• PROBLEM: Set down the whole listing verbatim.

• WORKING DATA:
..........

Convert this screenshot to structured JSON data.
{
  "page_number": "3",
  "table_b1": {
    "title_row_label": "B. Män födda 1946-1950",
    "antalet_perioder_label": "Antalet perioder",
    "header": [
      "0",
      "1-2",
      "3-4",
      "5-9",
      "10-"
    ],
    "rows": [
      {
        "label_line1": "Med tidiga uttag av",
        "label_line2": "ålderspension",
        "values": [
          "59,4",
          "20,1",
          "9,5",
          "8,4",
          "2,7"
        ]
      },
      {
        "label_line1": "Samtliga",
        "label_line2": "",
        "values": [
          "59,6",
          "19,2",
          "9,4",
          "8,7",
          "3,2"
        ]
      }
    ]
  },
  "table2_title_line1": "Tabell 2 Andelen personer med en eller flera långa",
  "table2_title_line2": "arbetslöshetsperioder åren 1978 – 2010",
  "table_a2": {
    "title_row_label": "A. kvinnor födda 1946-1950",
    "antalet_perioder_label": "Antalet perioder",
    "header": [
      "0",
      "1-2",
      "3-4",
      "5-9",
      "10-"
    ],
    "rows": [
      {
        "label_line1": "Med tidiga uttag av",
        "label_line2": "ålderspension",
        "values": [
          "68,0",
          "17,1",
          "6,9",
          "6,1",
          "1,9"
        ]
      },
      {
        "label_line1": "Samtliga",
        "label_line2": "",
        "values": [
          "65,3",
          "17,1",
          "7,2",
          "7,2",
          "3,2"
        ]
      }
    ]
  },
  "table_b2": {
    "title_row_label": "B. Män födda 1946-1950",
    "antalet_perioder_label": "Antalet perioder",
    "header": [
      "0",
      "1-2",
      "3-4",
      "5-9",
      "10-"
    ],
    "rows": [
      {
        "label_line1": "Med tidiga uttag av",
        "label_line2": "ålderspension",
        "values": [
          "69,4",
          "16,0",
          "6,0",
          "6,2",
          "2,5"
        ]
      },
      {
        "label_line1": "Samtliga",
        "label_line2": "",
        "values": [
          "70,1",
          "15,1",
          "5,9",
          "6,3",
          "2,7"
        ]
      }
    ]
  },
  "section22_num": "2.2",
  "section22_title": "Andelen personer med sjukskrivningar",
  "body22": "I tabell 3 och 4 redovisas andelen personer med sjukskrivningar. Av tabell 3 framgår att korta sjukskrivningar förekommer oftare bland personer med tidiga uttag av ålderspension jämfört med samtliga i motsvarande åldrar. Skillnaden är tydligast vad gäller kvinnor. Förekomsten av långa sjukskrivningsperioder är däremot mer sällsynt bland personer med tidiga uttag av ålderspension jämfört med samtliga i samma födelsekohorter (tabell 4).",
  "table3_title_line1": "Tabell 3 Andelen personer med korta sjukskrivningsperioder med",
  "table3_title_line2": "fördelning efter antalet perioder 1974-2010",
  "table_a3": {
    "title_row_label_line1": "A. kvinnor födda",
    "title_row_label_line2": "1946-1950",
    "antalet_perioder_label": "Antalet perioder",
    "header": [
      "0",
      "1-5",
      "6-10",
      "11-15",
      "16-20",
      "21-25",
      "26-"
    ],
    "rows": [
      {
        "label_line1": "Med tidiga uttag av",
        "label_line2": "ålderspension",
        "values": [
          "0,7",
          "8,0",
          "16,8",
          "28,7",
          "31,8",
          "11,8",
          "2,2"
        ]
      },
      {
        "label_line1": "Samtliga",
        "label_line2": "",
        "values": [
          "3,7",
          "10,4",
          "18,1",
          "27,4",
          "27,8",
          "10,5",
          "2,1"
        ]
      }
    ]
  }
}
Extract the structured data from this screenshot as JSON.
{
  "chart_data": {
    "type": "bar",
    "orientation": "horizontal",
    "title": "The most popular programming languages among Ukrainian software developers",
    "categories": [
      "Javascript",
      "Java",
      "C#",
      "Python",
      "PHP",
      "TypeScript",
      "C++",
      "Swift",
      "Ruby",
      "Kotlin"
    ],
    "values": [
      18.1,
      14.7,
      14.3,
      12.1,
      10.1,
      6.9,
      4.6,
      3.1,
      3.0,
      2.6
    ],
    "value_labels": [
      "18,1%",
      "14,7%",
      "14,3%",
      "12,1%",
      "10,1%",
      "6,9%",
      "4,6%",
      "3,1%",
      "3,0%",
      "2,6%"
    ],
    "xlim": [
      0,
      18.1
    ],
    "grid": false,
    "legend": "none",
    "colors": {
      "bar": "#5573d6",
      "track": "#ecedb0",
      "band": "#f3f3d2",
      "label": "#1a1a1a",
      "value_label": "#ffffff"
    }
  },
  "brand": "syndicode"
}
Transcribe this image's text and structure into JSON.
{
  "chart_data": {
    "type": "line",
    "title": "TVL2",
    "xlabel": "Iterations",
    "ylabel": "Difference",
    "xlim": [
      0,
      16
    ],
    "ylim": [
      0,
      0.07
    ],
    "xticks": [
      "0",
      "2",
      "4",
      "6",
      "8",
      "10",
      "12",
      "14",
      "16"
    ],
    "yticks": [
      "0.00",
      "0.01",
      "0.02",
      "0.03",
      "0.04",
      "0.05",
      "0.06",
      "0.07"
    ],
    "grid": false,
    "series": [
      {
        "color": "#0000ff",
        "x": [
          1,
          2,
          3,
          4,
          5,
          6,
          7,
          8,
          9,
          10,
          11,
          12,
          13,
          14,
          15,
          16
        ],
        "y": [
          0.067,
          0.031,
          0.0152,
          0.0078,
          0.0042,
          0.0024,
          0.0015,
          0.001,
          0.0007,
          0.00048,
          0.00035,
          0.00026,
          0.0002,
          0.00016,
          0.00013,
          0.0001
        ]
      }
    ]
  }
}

..........

• ANSWER:
Convert this screenshot to structured JSON data.
{
  "page_number": "3",
  "table_b1": {
    "title_row_label": "B. Män födda 1946-1950",
    "antalet_perioder_label": "Antalet perioder",
    "header": [
      "0",
      "1-2",
      "3-4",
      "5-9",
      "10-"
    ],
    "rows": [
      {
        "label_line1": "Med tidiga uttag av",
        "label_line2": "ålderspension",
        "values": [
          "59,4",
          "20,1",
          "9,5",
          "8,4",
          "2,7"
        ]
      },
      {
        "label_line1": "Samtliga",
        "label_line2": "",
        "values": [
          "59,6",
          "19,2",
          "9,4",
          "8,7",
          "3,2"
        ]
      }
    ]
  },
  "table2_title_line1": "Tabell 2 Andelen personer med en eller flera långa",
  "table2_title_line2": "arbetslöshetsperioder åren 1978 – 2010",
  "table_a2": {
    "title_row_label": "A. kvinnor födda 1946-1950",
    "antalet_perioder_label": "Antalet perioder",
    "header": [
      "0",
      "1-2",
      "3-4",
      "5-9",
      "10-"
    ],
    "rows": [
      {
        "label_line1": "Med tidiga uttag av",
        "label_line2": "ålderspension",
        "values": [
          "68,0",
          "17,1",
          "6,9",
          "6,1",
          "1,9"
        ]
      },
      {
        "label_line1": "Samtliga",
        "label_line2": "",
        "values": [
          "65,3",
          "17,1",
          "7,2",
          "7,2",
          "3,2"
        ]
      }
    ]
  },
  "table_b2": {
    "title_row_label": "B. Män födda 1946-1950",
    "antalet_perioder_label": "Antalet perioder",
    "header": [
      "0",
      "1-2",
      "3-4",
      "5-9",
      "10-"
    ],
    "rows": [
      {
        "label_line1": "Med tidiga uttag av",
        "label_line2": "ålderspension",
        "values": [
          "69,4",
          "16,0",
          "6,0",
          "6,2",
          "2,5"
        ]
      },
      {
        "label_line1": "Samtliga",
        "label_line2": "",
        "values": [
          "70,1",
          "15,1",
          "5,9",
          "6,3",
          "2,7"
        ]
      }
    ]
  },
  "section22_num": "2.2",
  "section22_title": "Andelen personer med sjukskrivningar",
  "body22": "I tabell 3 och 4 redovisas andelen personer med sjukskrivningar. Av tabell 3 framgår att korta sjukskrivningar förekommer oftare bland personer med tidiga uttag av ålderspension jämfört med samtliga i motsvarande åldrar. Skillnaden är tydligast vad gäller kvinnor. Förekomsten av långa sjukskrivningsperioder är däremot mer sällsynt bland personer med tidiga uttag av ålderspension jämfört med samtliga i samma födelsekohorter (tabell 4).",
  "table3_title_line1": "Tabell 3 Andelen personer med korta sjukskrivningsperioder med",
  "table3_title_line2": "fördelning efter antalet perioder 1974-2010",
  "table_a3": {
    "title_row_label_line1": "A. kvinnor födda",
    "title_row_label_line2": "1946-1950",
    "antalet_perioder_label": "Antalet perioder",
    "header": [
      "0",
      "1-5",
      "6-10",
      "11-15",
      "16-20",
      "21-25",
      "26-"
    ],
    "rows": [
      {
        "label_line1": "Med tidiga uttag av",
        "label_line2": "ålderspension",
        "values": [
          "0,7",
          "8,0",
          "16,8",
          "28,7",
          "31,8",
          "11,8",
          "2,2"
        ]
      },
      {
        "label_line1": "Samtliga",
        "label_line2": "",
        "values": [
          "3,7",
          "10,4",
          "18,1",
          "27,4",
          "27,8",
          "10,5",
          "2,1"
        ]
      }
    ]
  }
}
Extract the structured data from this screenshot as JSON.
{
  "chart_data": {
    "type": "bar",
    "orientation": "horizontal",
    "title": "The most popular programming languages among Ukrainian software developers",
    "categories": [
      "Javascript",
      "Java",
      "C#",
      "Python",
      "PHP",
      "TypeScript",
      "C++",
      "Swift",
      "Ruby",
      "Kotlin"
    ],
    "values": [
      18.1,
      14.7,
      14.3,
      12.1,
      10.1,
      6.9,
      4.6,
      3.1,
      3.0,
      2.6
    ],
    "value_labels": [
      "18,1%",
      "14,7%",
      "14,3%",
      "12,1%",
      "10,1%",
      "6,9%",
      "4,6%",
      "3,1%",
      "3,0%",
      "2,6%"
    ],
    "xlim": [
      0,
      18.1
    ],
    "grid": false,
    "legend": "none",
    "colors": {
      "bar": "#5573d6",
      "track": "#ecedb0",
      "band": "#f3f3d2",
      "label": "#1a1a1a",
      "value_label": "#ffffff"
    }
  },
  "brand": "syndicode"
}
Transcribe this image's text and structure into JSON.
{
  "chart_data": {
    "type": "line",
    "title": "TVL2",
    "xlabel": "Iterations",
    "ylabel": "Difference",
    "xlim": [
      0,
      16
    ],
    "ylim": [
      0,
      0.07
    ],
    "xticks": [
      "0",
      "2",
      "4",
      "6",
      "8",
      "10",
      "12",
      "14",
      "16"
    ],
    "yticks": [
      "0.00",
      "0.01",
      "0.02",
      "0.03",
      "0.04",
      "0.05",
      "0.06",
      "0.07"
    ],
    "grid": false,
    "series": [
      {
        "color": "#0000ff",
        "x": [
          1,
          2,
          3,
          4,
          5,
          6,
          7,
          8,
          9,
          10,
          11,
          12,
          13,
          14,
          15,
          16
        ],
        "y": [
          0.067,
          0.031,
          0.0152,
          0.0078,
          0.0042,
          0.0024,
          0.0015,
          0.001,
          0.0007,
          0.00048,
          0.00035,
          0.00026,
          0.0002,
          0.00016,
          0.00013,
          0.0001
        ]
      }
    ]
  }
}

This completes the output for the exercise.